Challenge
Search the listing below for the word "выразительное" and copy each line that holds it.

[Records from a dataset]
------------------------------
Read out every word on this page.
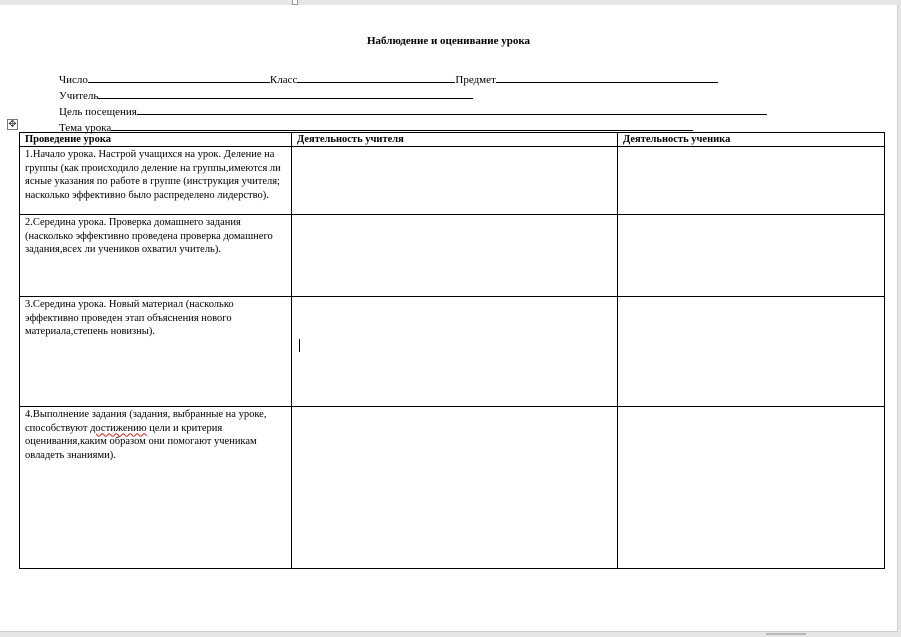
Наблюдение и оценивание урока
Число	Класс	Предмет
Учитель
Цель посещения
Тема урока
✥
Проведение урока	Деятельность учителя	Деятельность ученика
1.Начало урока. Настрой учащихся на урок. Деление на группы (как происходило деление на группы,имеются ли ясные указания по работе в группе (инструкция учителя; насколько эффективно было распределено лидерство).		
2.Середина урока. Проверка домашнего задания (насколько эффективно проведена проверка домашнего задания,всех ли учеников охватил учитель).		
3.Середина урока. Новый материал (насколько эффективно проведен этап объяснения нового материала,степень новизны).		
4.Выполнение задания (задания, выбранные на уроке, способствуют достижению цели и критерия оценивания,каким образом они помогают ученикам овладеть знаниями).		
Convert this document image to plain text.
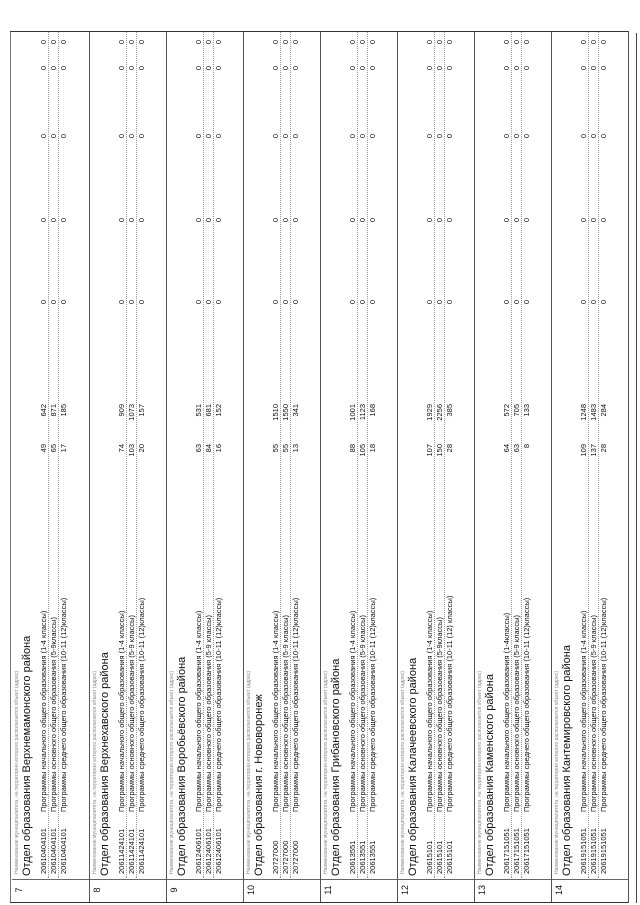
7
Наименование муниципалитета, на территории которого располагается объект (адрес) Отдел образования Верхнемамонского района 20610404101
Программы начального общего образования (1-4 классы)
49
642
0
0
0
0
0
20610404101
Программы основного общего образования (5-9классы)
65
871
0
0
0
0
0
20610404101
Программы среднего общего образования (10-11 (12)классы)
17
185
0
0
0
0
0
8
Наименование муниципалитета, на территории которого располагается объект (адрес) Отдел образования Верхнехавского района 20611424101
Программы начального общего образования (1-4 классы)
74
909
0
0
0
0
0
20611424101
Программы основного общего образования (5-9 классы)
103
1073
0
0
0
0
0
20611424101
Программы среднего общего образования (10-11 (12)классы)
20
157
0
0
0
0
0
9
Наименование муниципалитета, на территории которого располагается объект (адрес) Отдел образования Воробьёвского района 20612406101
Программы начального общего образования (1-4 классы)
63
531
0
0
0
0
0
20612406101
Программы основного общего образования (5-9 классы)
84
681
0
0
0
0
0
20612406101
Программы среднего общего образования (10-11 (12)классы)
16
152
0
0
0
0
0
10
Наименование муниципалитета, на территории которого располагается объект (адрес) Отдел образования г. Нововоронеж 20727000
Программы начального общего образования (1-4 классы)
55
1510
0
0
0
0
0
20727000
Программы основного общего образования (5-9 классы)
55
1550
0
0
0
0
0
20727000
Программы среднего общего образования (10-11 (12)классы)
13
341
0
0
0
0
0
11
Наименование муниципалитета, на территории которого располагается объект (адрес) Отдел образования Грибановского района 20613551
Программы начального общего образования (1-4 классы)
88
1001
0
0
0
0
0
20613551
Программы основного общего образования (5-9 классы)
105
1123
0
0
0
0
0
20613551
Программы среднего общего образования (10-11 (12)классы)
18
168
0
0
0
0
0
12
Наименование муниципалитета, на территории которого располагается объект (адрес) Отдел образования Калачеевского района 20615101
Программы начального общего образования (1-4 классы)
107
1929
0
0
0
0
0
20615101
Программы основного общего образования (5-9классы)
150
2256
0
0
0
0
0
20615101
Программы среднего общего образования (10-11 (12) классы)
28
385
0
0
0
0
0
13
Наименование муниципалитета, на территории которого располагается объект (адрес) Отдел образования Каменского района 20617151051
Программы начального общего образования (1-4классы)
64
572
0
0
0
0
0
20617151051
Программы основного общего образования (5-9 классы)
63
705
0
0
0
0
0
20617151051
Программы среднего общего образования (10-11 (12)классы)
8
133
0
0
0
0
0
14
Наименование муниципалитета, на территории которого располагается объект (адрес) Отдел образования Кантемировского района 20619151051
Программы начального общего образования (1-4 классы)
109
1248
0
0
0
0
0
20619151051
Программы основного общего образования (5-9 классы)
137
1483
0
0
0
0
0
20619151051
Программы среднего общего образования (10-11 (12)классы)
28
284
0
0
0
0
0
------------------------------
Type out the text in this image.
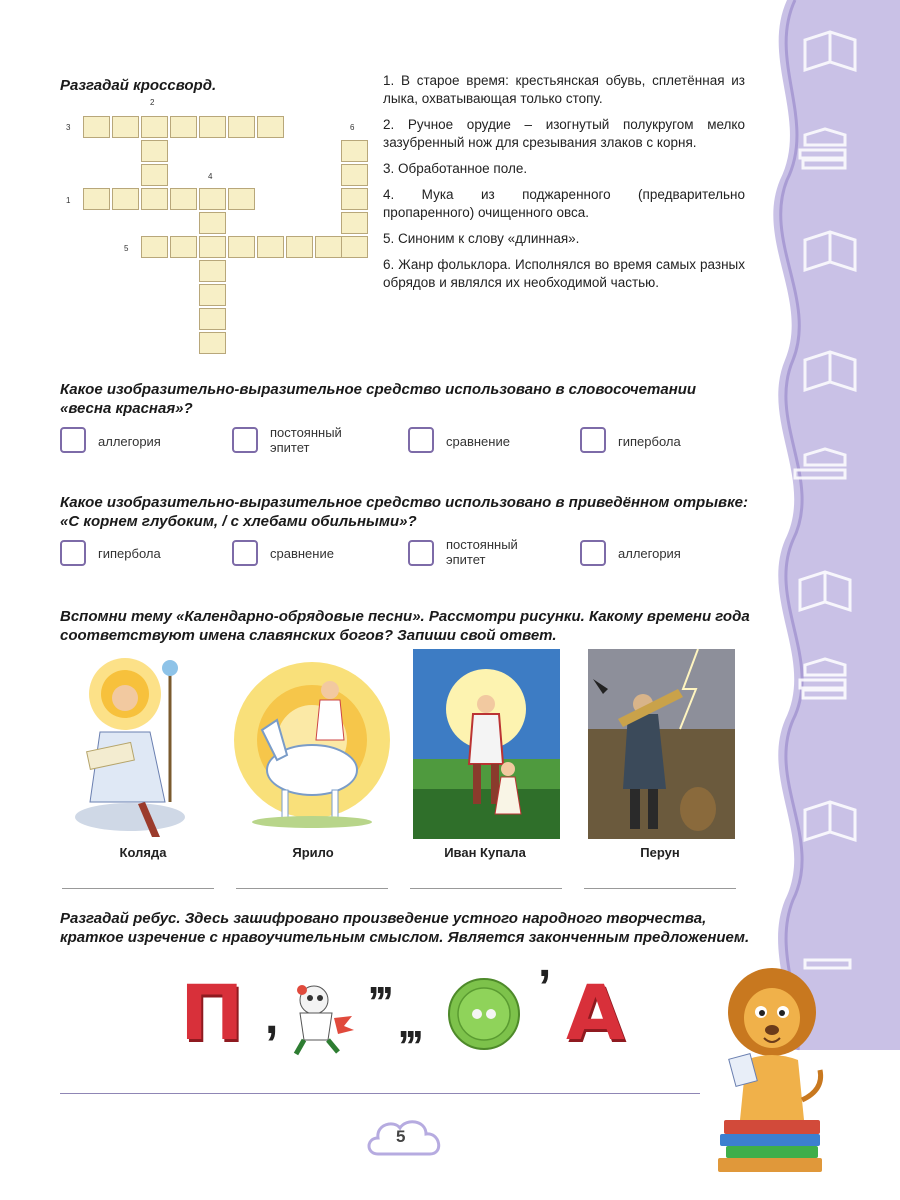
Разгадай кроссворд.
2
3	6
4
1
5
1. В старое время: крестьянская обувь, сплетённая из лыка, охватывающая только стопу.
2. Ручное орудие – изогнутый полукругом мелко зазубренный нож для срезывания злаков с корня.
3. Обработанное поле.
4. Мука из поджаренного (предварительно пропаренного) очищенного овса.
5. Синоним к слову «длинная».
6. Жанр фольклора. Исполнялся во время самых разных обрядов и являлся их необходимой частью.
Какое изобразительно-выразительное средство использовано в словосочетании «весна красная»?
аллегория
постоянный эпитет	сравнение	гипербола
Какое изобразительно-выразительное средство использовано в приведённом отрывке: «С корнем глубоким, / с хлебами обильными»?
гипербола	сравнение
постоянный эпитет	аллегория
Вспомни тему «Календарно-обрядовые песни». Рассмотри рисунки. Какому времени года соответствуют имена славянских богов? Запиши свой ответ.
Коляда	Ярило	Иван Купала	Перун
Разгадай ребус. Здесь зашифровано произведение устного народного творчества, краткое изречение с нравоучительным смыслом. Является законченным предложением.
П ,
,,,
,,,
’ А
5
------------------------------
Worked answer
Какое изобразительно-выразительное средство использовано в словосочетании «весна красная»?
Какое изобразительно-выразительное средство использовано в приведённом отрывке: «С корнем глубоким, / с хлебами обильными»?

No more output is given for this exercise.